**Qué harás:**
1/ Indica si cada afirmación coincide con el texto sobre la naturaleza: (a) el cóndor se celebra pese a su cabeza de gallinazo; (b) los monos de cabeza roja viven en los bosques del Caquetá; (c) el jaguar caza en los fondos de Caño Cristales. Responde sí o no y cita las palabras del texto que lo deciden.
2/ Prosigue el texto sobre la naturaleza a partir de su última oración.

**Texto citado:**
= = =
La naturaleza es un libro que nos cuesta mucho aprender a leer. A veces parece que para contar el mundo natural carecemos de armas. Nos entusiasma la belleza multicolor de los fondos de Caño Cristales y el sigilo del jaguar que caza en lo alto del corredor de los Andes. Celebramos el cóndor con su vuelo en suspensión, a pesar de su cabeza de gallinazo, y nos conmueve una familia de monos de cabeza roja que, en los bosques del Caquetá, abrazan sus colas en una trenza como signo de amor, familia y monogamia. Pero cuando se trata de describir toda esa majestuosidad, la orgía de flora, fauna y paisaje, no somos capaces.
= = =
**Datos en estudio:**
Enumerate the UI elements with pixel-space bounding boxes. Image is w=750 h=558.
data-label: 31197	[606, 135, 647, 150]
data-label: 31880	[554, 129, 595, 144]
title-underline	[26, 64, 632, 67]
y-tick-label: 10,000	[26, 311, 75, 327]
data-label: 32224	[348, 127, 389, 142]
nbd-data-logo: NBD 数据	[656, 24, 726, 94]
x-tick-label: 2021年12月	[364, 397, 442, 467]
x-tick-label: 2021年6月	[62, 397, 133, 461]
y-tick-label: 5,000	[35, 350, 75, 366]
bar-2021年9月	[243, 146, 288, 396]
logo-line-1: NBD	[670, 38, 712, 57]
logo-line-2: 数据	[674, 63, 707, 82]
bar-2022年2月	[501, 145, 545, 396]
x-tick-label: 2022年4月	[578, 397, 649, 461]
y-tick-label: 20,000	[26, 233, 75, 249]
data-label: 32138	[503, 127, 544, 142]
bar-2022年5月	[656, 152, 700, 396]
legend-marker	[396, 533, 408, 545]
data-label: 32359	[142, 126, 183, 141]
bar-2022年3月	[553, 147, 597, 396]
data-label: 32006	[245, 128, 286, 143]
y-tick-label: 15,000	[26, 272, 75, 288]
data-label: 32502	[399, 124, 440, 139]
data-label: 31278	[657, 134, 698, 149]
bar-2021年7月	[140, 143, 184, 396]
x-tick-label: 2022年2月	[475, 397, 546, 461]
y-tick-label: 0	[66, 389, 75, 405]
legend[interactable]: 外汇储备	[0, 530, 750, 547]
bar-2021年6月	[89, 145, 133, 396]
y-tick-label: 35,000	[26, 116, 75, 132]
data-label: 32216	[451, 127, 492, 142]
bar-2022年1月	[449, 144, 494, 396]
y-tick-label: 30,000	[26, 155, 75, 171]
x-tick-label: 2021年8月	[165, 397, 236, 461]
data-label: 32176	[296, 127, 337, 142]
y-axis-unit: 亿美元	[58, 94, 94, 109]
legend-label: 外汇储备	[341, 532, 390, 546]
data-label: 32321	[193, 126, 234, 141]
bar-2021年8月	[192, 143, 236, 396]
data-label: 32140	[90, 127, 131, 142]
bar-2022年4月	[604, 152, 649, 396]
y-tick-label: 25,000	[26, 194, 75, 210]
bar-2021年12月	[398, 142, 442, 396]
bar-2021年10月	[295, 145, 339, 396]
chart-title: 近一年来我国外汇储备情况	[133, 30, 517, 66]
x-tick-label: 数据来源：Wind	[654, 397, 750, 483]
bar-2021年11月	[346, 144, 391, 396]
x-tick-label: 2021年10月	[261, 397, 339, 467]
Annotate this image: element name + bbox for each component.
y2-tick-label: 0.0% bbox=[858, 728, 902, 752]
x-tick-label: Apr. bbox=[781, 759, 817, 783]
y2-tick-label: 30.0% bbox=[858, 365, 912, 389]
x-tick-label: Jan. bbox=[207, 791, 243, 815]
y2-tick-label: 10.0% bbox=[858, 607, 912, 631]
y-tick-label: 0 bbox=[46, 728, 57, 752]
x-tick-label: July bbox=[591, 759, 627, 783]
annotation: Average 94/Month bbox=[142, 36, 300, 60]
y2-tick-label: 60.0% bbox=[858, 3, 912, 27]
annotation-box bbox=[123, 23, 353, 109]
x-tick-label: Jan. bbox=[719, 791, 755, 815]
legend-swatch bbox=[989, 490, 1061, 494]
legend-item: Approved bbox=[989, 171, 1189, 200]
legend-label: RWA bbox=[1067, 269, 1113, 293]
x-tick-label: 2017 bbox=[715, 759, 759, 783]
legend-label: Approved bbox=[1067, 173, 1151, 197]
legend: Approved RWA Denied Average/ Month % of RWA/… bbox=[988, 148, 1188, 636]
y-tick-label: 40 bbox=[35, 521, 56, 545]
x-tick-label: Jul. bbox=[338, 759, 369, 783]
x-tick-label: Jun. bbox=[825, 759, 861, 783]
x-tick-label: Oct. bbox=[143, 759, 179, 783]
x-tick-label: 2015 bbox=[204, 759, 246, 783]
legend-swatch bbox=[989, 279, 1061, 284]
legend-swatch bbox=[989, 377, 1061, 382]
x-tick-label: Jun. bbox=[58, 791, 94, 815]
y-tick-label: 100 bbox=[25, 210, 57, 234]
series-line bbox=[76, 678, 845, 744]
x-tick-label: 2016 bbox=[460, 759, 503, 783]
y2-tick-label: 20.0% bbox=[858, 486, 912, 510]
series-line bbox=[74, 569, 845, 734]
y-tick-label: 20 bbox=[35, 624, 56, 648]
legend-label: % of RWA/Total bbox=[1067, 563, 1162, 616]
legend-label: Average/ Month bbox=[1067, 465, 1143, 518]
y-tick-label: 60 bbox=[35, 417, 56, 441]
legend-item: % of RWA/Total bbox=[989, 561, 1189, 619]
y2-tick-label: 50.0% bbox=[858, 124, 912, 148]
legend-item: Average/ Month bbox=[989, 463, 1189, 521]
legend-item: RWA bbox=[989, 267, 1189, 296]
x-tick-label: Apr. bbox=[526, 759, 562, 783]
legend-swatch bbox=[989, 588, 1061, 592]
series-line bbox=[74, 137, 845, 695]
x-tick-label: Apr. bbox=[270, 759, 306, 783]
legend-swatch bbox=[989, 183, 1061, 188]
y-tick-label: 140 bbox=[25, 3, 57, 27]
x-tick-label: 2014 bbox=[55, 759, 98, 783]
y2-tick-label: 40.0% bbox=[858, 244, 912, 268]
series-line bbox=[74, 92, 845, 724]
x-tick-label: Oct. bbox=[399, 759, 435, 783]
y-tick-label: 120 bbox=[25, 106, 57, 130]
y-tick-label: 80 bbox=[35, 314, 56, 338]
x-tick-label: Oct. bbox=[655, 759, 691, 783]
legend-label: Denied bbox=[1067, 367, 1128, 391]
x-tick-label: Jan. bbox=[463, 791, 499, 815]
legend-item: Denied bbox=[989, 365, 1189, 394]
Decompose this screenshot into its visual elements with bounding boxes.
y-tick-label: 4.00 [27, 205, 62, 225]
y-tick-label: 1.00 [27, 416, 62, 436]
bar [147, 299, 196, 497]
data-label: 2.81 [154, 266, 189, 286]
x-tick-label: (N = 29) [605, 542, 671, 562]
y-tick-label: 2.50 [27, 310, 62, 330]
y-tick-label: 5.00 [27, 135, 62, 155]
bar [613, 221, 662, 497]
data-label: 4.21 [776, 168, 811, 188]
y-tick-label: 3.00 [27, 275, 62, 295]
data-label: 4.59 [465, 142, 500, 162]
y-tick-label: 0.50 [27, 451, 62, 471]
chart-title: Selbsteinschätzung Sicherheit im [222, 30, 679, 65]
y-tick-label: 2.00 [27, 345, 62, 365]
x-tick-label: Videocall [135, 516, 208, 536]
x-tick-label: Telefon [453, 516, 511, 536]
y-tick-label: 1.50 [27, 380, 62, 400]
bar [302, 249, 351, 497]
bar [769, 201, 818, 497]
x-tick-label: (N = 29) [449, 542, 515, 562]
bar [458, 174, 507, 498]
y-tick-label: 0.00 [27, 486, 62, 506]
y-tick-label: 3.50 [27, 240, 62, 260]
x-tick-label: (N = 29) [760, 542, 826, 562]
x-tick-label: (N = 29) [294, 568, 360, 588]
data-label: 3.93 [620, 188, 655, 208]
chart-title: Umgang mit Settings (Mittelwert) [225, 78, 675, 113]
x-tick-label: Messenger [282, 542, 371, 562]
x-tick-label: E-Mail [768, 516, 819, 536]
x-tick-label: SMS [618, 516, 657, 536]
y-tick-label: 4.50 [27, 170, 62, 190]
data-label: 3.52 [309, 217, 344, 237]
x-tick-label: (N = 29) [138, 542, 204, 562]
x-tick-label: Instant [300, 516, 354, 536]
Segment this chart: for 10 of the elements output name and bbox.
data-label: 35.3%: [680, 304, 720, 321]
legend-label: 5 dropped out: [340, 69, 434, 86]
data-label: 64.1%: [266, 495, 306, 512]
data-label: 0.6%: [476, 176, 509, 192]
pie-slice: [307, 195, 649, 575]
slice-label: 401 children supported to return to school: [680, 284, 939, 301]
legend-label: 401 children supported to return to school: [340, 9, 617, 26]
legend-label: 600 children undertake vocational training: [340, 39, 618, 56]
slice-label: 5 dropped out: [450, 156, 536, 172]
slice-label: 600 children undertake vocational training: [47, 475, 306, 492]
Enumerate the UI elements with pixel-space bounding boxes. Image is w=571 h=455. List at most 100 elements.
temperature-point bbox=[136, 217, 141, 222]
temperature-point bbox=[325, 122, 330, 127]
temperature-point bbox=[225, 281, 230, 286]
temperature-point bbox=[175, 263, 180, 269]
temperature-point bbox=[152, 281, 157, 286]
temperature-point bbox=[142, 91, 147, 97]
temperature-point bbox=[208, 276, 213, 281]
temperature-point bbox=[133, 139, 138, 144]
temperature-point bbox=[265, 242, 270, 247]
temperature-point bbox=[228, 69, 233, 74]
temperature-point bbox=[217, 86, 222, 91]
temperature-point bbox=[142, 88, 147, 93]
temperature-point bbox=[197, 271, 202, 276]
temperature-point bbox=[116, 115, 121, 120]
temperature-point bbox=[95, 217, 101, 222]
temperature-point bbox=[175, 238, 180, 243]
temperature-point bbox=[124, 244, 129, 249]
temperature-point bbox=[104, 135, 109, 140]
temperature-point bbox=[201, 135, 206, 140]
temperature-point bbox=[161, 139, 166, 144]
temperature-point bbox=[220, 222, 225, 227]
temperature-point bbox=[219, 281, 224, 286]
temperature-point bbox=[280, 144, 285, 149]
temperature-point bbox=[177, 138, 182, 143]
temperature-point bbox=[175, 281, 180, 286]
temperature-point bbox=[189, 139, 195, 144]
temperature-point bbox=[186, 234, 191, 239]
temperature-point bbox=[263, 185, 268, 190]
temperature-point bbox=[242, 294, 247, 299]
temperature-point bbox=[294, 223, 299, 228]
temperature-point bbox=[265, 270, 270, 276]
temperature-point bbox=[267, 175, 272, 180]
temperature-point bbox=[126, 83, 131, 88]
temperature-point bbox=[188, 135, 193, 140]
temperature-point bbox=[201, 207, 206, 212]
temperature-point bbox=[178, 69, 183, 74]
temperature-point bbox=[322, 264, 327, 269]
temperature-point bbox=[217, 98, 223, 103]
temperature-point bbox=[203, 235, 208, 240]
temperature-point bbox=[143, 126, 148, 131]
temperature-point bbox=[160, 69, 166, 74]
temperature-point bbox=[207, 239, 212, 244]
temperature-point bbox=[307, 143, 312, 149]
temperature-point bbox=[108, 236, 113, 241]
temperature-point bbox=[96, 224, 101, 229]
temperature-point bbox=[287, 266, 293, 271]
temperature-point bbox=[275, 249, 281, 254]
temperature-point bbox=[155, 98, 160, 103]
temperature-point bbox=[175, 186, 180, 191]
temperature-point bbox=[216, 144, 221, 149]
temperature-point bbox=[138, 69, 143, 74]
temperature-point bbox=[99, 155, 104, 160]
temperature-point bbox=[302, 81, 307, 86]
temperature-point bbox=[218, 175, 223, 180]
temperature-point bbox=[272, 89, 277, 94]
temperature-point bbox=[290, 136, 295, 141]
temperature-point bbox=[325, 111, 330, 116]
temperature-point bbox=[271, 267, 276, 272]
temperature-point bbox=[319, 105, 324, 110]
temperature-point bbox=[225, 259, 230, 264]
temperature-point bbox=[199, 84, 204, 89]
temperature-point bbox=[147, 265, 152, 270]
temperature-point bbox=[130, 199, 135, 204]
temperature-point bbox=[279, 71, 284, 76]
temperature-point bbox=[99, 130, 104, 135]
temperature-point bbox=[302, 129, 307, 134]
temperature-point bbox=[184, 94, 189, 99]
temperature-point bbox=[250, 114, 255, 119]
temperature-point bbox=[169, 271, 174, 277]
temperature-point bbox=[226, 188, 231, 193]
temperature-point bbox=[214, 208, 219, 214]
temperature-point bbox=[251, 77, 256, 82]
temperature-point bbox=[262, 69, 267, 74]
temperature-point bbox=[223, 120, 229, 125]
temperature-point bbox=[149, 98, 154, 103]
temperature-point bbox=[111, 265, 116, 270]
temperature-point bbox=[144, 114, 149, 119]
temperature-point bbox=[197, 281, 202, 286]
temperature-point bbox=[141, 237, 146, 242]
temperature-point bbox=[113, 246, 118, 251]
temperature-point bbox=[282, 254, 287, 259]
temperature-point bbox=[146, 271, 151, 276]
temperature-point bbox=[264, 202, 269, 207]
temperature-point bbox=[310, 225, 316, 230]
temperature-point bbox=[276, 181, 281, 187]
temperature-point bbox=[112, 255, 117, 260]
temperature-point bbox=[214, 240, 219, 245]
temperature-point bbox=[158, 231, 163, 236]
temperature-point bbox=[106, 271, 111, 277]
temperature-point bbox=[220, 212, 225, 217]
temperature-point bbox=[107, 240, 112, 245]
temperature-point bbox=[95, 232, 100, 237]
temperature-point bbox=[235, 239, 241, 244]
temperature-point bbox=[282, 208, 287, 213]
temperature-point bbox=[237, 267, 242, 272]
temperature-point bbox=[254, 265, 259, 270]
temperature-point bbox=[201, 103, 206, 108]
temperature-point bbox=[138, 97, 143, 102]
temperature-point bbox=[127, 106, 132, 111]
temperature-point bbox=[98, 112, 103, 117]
= = =
**Resultados:**
1/
(a) Sí: «Celebramos el cóndor con su vuelo en suspensión, a pesar de su cabeza de gallinazo».
(b) Sí: «una familia de monos de cabeza roja que, en los bosques del Caquetá, abrazan sus colas en una trenza».
(c) No: «el sigilo del jaguar que caza en lo alto del corredor de los Andes».

2/
Esta semana vi Colombia, magia salvaje –el documental de moda que retrata este país exuberante pero seriamente amenazado– y lo que más oí decir a los espectadores al salir de la sala fue que se habían quedado sin palabras. “Espectacular”, “maravilloso”, “increíble”, “impresionante” eran lo únicos calificativos que encontraban. Y yo entendí, al escucharlos, por qué que la película me chirriaba.

Vamos a ver: no es que el documental no sea estupendo, admirable por la belleza y novedad de los planos visuales conseguidos con drones que sobrevuelan nuestra geografía desconocida: Chiribiquete, la serranía inexplorada; el Llano con sus atardeceres como retocados por un pintor expresionista; la selva húmeda en la que una rana amarilla pequeñita se gana el premio a la más tóxica entre los animales conocidos; las gran reunión mundial de peces martillo que sucede bajo nuestras aguas.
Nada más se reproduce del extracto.